Work required -
Your task is to repeat the entries underneath exactly, minus the pictures.

-- Start Task data --

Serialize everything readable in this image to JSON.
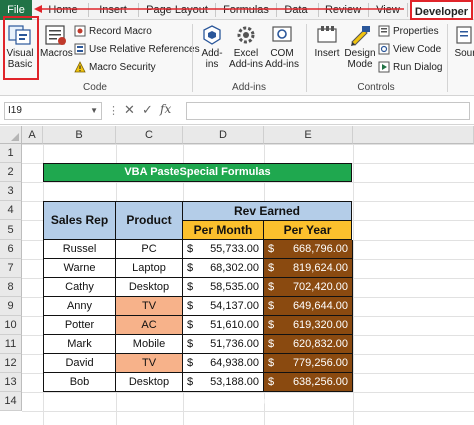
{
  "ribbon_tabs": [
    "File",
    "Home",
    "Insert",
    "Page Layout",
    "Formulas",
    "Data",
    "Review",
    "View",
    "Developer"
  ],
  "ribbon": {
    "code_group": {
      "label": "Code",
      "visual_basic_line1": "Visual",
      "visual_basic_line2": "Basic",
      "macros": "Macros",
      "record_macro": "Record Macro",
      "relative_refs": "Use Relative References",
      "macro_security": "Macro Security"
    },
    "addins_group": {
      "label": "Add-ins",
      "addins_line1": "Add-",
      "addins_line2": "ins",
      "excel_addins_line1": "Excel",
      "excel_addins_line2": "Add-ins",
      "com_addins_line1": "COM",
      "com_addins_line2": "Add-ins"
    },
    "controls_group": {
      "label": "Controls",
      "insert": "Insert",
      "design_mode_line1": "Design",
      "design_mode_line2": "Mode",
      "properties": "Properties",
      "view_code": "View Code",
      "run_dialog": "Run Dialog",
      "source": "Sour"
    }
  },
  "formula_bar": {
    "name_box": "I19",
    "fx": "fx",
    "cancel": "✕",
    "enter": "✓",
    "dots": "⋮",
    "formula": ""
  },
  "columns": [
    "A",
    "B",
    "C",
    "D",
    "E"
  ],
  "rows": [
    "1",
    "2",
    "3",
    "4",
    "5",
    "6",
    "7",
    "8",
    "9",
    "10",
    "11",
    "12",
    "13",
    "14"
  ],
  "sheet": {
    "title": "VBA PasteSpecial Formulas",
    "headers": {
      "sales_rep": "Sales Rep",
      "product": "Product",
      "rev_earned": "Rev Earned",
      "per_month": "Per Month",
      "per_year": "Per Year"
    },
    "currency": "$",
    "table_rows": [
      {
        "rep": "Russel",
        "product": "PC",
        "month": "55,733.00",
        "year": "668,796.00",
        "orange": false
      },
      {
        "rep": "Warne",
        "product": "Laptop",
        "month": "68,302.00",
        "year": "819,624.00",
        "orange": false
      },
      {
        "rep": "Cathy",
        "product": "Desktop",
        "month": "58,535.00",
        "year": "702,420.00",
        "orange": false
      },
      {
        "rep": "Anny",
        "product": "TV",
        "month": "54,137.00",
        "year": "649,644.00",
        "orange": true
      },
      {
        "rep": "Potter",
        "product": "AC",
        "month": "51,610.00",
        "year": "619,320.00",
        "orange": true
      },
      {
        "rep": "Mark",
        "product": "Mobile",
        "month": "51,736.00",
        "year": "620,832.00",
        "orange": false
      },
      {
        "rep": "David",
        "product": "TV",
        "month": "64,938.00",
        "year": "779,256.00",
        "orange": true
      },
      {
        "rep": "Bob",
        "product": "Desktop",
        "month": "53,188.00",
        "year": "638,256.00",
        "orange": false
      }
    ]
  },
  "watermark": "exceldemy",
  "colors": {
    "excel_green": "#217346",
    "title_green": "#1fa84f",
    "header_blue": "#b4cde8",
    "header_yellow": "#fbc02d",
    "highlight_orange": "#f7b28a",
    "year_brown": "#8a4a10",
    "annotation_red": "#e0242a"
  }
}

-- End Task data --

Exercise output -
Serialize everything readable in this image to JSON.
{
  "ribbon_tabs": [
    "File",
    "Home",
    "Insert",
    "Page Layout",
    "Formulas",
    "Data",
    "Review",
    "View",
    "Developer"
  ],
  "ribbon": {
    "code_group": {
      "label": "Code",
      "visual_basic_line1": "Visual",
      "visual_basic_line2": "Basic",
      "macros": "Macros",
      "record_macro": "Record Macro",
      "relative_refs": "Use Relative References",
      "macro_security": "Macro Security"
    },
    "addins_group": {
      "label": "Add-ins",
      "addins_line1": "Add-",
      "addins_line2": "ins",
      "excel_addins_line1": "Excel",
      "excel_addins_line2": "Add-ins",
      "com_addins_line1": "COM",
      "com_addins_line2": "Add-ins"
    },
    "controls_group": {
      "label": "Controls",
      "insert": "Insert",
      "design_mode_line1": "Design",
      "design_mode_line2": "Mode",
      "properties": "Properties",
      "view_code": "View Code",
      "run_dialog": "Run Dialog",
      "source": "Sour"
    }
  },
  "formula_bar": {
    "name_box": "I19",
    "fx": "fx",
    "cancel": "✕",
    "enter": "✓",
    "dots": "⋮",
    "formula": ""
  },
  "columns": [
    "A",
    "B",
    "C",
    "D",
    "E"
  ],
  "rows": [
    "1",
    "2",
    "3",
    "4",
    "5",
    "6",
    "7",
    "8",
    "9",
    "10",
    "11",
    "12",
    "13",
    "14"
  ],
  "sheet": {
    "title": "VBA PasteSpecial Formulas",
    "headers": {
      "sales_rep": "Sales Rep",
      "product": "Product",
      "rev_earned": "Rev Earned",
      "per_month": "Per Month",
      "per_year": "Per Year"
    },
    "currency": "$",
    "table_rows": [
      {
        "rep": "Russel",
        "product": "PC",
        "month": "55,733.00",
        "year": "668,796.00",
        "orange": false
      },
      {
        "rep": "Warne",
        "product": "Laptop",
        "month": "68,302.00",
        "year": "819,624.00",
        "orange": false
      },
      {
        "rep": "Cathy",
        "product": "Desktop",
        "month": "58,535.00",
        "year": "702,420.00",
        "orange": false
      },
      {
        "rep": "Anny",
        "product": "TV",
        "month": "54,137.00",
        "year": "649,644.00",
        "orange": true
      },
      {
        "rep": "Potter",
        "product": "AC",
        "month": "51,610.00",
        "year": "619,320.00",
        "orange": true
      },
      {
        "rep": "Mark",
        "product": "Mobile",
        "month": "51,736.00",
        "year": "620,832.00",
        "orange": false
      },
      {
        "rep": "David",
        "product": "TV",
        "month": "64,938.00",
        "year": "779,256.00",
        "orange": true
      },
      {
        "rep": "Bob",
        "product": "Desktop",
        "month": "53,188.00",
        "year": "638,256.00",
        "orange": false
      }
    ]
  },
  "watermark": "exceldemy",
  "colors": {
    "excel_green": "#217346",
    "title_green": "#1fa84f",
    "header_blue": "#b4cde8",
    "header_yellow": "#fbc02d",
    "highlight_orange": "#f7b28a",
    "year_brown": "#8a4a10",
    "annotation_red": "#e0242a"
  }
}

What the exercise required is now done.